(Records from a collection)
--- start ---
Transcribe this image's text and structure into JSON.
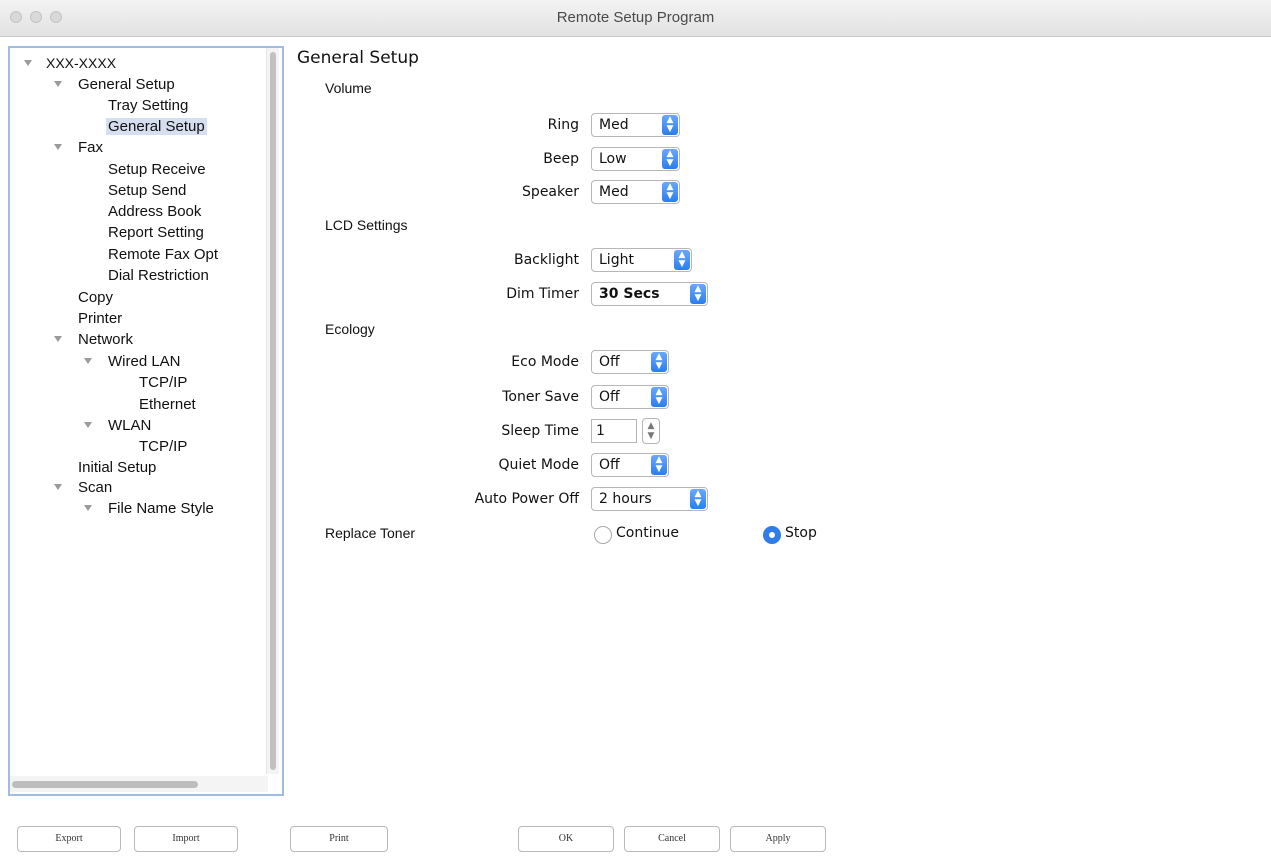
{
  "window": {
    "title": "Remote Setup Program"
  },
  "tree": {
    "items": [
      {
        "label": "XXX-XXXX"
      },
      {
        "label": "General Setup"
      },
      {
        "label": "Tray Setting"
      },
      {
        "label": "General Setup"
      },
      {
        "label": "Fax"
      },
      {
        "label": "Setup Receive"
      },
      {
        "label": "Setup Send"
      },
      {
        "label": "Address Book"
      },
      {
        "label": "Report Setting"
      },
      {
        "label": "Remote Fax Opt"
      },
      {
        "label": "Dial Restriction"
      },
      {
        "label": "Copy"
      },
      {
        "label": "Printer"
      },
      {
        "label": "Network"
      },
      {
        "label": "Wired LAN"
      },
      {
        "label": "TCP/IP"
      },
      {
        "label": "Ethernet"
      },
      {
        "label": "WLAN"
      },
      {
        "label": "TCP/IP"
      },
      {
        "label": "Initial Setup"
      },
      {
        "label": "Scan"
      },
      {
        "label": "File Name Style"
      }
    ],
    "selected_label": "General Setup"
  },
  "main": {
    "title": "General Setup",
    "volume": {
      "heading": "Volume",
      "ring": {
        "label": "Ring",
        "value": "Med"
      },
      "beep": {
        "label": "Beep",
        "value": "Low"
      },
      "speaker": {
        "label": "Speaker",
        "value": "Med"
      }
    },
    "lcd": {
      "heading": "LCD Settings",
      "backlight": {
        "label": "Backlight",
        "value": "Light"
      },
      "dim_timer": {
        "label": "Dim Timer",
        "value": "30 Secs"
      }
    },
    "ecology": {
      "heading": "Ecology",
      "eco_mode": {
        "label": "Eco Mode",
        "value": "Off"
      },
      "toner_save": {
        "label": "Toner Save",
        "value": "Off"
      },
      "sleep_time": {
        "label": "Sleep Time",
        "value": "1"
      },
      "quiet_mode": {
        "label": "Quiet Mode",
        "value": "Off"
      },
      "auto_power_off": {
        "label": "Auto Power Off",
        "value": "2 hours"
      }
    },
    "replace_toner": {
      "heading": "Replace Toner",
      "continue_label": "Continue",
      "stop_label": "Stop",
      "selected": "Stop"
    }
  },
  "footer": {
    "export": "Export",
    "import": "Import",
    "print": "Print",
    "ok": "OK",
    "cancel": "Cancel",
    "apply": "Apply"
  },
  "colors": {
    "accent": "#2f7de8",
    "selection": "#d5dff0",
    "panel_border": "#9fbde2"
  }
}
--- end ---
- **The problem**: Leave out the pictures and return every record word for word.

- **Result for this task**:
Transcribe this image's text and structure into JSON.
{
  "window": {
    "title": "Remote Setup Program"
  },
  "tree": {
    "items": [
      {
        "label": "XXX-XXXX"
      },
      {
        "label": "General Setup"
      },
      {
        "label": "Tray Setting"
      },
      {
        "label": "General Setup"
      },
      {
        "label": "Fax"
      },
      {
        "label": "Setup Receive"
      },
      {
        "label": "Setup Send"
      },
      {
        "label": "Address Book"
      },
      {
        "label": "Report Setting"
      },
      {
        "label": "Remote Fax Opt"
      },
      {
        "label": "Dial Restriction"
      },
      {
        "label": "Copy"
      },
      {
        "label": "Printer"
      },
      {
        "label": "Network"
      },
      {
        "label": "Wired LAN"
      },
      {
        "label": "TCP/IP"
      },
      {
        "label": "Ethernet"
      },
      {
        "label": "WLAN"
      },
      {
        "label": "TCP/IP"
      },
      {
        "label": "Initial Setup"
      },
      {
        "label": "Scan"
      },
      {
        "label": "File Name Style"
      }
    ],
    "selected_label": "General Setup"
  },
  "main": {
    "title": "General Setup",
    "volume": {
      "heading": "Volume",
      "ring": {
        "label": "Ring",
        "value": "Med"
      },
      "beep": {
        "label": "Beep",
        "value": "Low"
      },
      "speaker": {
        "label": "Speaker",
        "value": "Med"
      }
    },
    "lcd": {
      "heading": "LCD Settings",
      "backlight": {
        "label": "Backlight",
        "value": "Light"
      },
      "dim_timer": {
        "label": "Dim Timer",
        "value": "30 Secs"
      }
    },
    "ecology": {
      "heading": "Ecology",
      "eco_mode": {
        "label": "Eco Mode",
        "value": "Off"
      },
      "toner_save": {
        "label": "Toner Save",
        "value": "Off"
      },
      "sleep_time": {
        "label": "Sleep Time",
        "value": "1"
      },
      "quiet_mode": {
        "label": "Quiet Mode",
        "value": "Off"
      },
      "auto_power_off": {
        "label": "Auto Power Off",
        "value": "2 hours"
      }
    },
    "replace_toner": {
      "heading": "Replace Toner",
      "continue_label": "Continue",
      "stop_label": "Stop",
      "selected": "Stop"
    }
  },
  "footer": {
    "export": "Export",
    "import": "Import",
    "print": "Print",
    "ok": "OK",
    "cancel": "Cancel",
    "apply": "Apply"
  },
  "colors": {
    "accent": "#2f7de8",
    "selection": "#d5dff0",
    "panel_border": "#9fbde2"
  }
}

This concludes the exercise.